La Corte de Apelaciones neoyorquina mantuvo su decisión de octubre de 2014, cuando afirmó que los acreedores de la Argentina no tienen derecho a apropiarse de esos fondos, en contraposición con la decisión del juez federal Thomas Griesa, quien atendió el reclamo de los buitres y congeló el pago del vencimiento de la deuda.

Griesa bloqueó en julio de 2014 un pago de 539 millones de dólares en intereses de bonos de deuda reestructurada a través del BoNY, para forzar a la Argentina a cumplir con su fallo por 1600 millones de dólares en beneficio de los fondos especulativos NML Capital y Aurelius por títulos en default desde 2001. Según la corte de apelaciones, si bien la orden de retención del magistrado queda “afirmada”, no hay argumentos para que ese dinero sea entregado a los querellantes, tal como lo pidió en una moción una de las partes que ganó la querella junto a los fondos buitres.

“Los derechos del demandante a la propiedad en disputa no son superiores a los del BoNY”, señaló el tribunal y agregó que la Argentina no puede reclamar la devolución de ese dinero y que la querella no ha presentado evidencia de tener más derechos que los bonistas que entraron en la reestructuración de deuda. “Los demandantes no citan a ninguna autoridad de Nueva York que permita a los tribunales determinar derechos ‘superiores’ de propiedad basados en cálculos justos subjetivos de la relativa legitimidad de pagar a una clase de acreedores u otra”, precisa el fallo.

Además, la Cortye deja en claro que no hubo “transferencia fraudulenta” de parte de la Argentina, porque “la República estaba intentando pagar a otro acreedor para el cual BoNY actúa como fidecomisario”. “En el peor de los casos, la transferencia de la República era una preferencia entre acreedores. Bajo la ley de Nueva York, preferir a un acreedor sobre otro no es fraudulento”, afirmaron los jueces Robert Katzmann, Gerard Lynch y Jannet Bond Arterton.

El de hoy es el cuarto fallo a favor de la Argentina en dos meses en un tribunal de apelaciones por el caso de la deuda. El 10 de agosto esa instancia revirtió una decisión de Griesa de junio pasado que autorizaba a otro grupo de nuevos querellantes a reclamar por el pago total de bonos en default, por un monto total de 5200 millones de dólares.

El pasado 31 de agosto la misma corte de segunda instancia rechazó otra orden del juez para embargar activos del Banco Central argentino, siguiendo un pedido de los fondos especulativos. Por último, el 16 de septiembre hubo otro fallo revirtiendo una decisión de Griesa de ampliar su fallo a otro grupo de nuevos querellantes.

● **ACTIVIDADES**:
[1] Enumere todas las personas mencionadas por su nombre en la nota sobre el caso de la deuda argentina.
[2] Resuma en dos oraciones la nota sobre el caso de la deuda argentina.
[3] Extraiga de la nota sobre el caso de la deuda argentina el fragmento comprendido entre “Además, la Cortye” y “millones de dólares.”, ambos inclusive.

[Registros contenidos en un conjunto de datos]
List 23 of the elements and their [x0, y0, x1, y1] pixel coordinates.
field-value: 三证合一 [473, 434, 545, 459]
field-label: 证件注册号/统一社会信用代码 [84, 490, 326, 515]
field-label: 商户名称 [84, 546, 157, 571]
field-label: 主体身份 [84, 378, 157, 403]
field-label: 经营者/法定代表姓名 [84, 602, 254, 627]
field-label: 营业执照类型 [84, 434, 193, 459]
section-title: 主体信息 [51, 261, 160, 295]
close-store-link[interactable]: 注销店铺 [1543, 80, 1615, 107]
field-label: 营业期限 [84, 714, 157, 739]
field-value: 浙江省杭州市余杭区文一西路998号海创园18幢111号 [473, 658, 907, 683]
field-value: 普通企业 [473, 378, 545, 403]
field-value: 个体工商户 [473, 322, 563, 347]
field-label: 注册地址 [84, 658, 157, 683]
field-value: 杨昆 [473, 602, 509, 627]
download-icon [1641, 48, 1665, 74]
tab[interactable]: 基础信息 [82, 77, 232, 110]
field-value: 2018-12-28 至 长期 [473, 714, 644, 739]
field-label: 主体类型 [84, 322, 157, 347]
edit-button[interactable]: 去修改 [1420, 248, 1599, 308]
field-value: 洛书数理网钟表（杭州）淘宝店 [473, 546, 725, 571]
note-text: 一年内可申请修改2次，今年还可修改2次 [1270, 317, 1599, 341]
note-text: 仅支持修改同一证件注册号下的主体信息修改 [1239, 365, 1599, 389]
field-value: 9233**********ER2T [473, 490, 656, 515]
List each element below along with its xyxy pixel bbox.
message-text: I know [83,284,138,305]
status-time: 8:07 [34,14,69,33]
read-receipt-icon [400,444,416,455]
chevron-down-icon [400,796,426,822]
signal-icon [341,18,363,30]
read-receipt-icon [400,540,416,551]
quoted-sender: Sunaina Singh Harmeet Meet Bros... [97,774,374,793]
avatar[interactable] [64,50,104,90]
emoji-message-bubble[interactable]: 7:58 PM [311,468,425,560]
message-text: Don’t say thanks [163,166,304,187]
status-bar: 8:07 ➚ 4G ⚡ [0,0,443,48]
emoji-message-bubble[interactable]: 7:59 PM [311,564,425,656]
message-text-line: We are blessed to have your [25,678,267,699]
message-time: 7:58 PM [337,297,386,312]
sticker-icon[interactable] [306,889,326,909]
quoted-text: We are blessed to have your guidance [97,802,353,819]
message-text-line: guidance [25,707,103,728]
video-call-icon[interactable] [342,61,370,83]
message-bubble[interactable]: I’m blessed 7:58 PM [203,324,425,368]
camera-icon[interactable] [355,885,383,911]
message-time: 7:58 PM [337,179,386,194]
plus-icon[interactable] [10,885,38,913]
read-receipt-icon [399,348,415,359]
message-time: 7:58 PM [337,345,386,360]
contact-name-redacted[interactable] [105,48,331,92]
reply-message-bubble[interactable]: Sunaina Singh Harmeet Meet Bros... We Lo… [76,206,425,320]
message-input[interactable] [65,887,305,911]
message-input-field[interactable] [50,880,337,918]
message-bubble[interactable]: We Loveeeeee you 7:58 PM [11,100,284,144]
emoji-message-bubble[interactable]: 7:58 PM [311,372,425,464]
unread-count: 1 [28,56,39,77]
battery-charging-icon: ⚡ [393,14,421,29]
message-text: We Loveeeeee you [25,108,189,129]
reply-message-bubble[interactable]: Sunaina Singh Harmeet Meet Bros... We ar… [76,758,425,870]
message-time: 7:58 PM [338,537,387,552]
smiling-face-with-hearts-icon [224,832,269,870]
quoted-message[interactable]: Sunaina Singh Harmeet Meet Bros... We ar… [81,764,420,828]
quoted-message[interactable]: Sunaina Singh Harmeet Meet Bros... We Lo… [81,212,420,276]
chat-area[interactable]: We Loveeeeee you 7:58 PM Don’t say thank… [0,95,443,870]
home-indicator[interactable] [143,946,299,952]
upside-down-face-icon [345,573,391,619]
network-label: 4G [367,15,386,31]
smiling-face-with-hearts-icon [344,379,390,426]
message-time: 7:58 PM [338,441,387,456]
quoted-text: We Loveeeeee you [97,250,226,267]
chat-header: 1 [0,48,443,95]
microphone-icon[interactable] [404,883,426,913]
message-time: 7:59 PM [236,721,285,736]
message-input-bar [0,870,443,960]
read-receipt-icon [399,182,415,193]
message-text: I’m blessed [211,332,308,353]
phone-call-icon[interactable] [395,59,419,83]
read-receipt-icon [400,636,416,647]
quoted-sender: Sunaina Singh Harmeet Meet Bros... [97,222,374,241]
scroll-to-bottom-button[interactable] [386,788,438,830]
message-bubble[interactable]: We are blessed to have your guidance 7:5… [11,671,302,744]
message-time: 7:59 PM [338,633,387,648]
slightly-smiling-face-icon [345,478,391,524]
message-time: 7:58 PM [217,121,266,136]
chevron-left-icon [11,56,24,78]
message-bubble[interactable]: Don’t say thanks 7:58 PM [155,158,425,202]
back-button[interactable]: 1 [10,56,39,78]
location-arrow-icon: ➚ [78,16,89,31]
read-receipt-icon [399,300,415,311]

● **RESPUESTAS**:
[1] Thomas Griesa, Robert Katzmann, Gerard Lynch y Jannet Bond Arterton.

[2] La Corte de Apelaciones de Nueva York dio por afirmada la orden del juez Thomas Griesa que retuvo un pago de 539 millones de dólares a través del BoNY. Sin embargo, sostuvo que los demandantes no tienen derecho a apropiarse de esos fondos y que la Argentina no realizó una transferencia fraudulenta, en lo que constituye el cuarto fallo a favor del país en dos meses en un tribunal de apelaciones por el caso de la deuda.

[3]
Además, la Cortye deja en claro que no hubo “transferencia fraudulenta” de parte de la Argentina, porque “la República estaba intentando pagar a otro acreedor para el cual BoNY actúa como fidecomisario”. “En el peor de los casos, la transferencia de la República era una preferencia entre acreedores. Bajo la ley de Nueva York, preferir a un acreedor sobre otro no es fraudulento”, afirmaron los jueces Robert Katzmann, Gerard Lynch y Jannet Bond Arterton.

El de hoy es el cuarto fallo a favor de la Argentina en dos meses en un tribunal de apelaciones por el caso de la deuda. El 10 de agosto esa instancia revirtió una decisión de Griesa de junio pasado que autorizaba a otro grupo de nuevos querellantes a reclamar por el pago total de bonos en default, por un monto total de 5200 millones de dólares.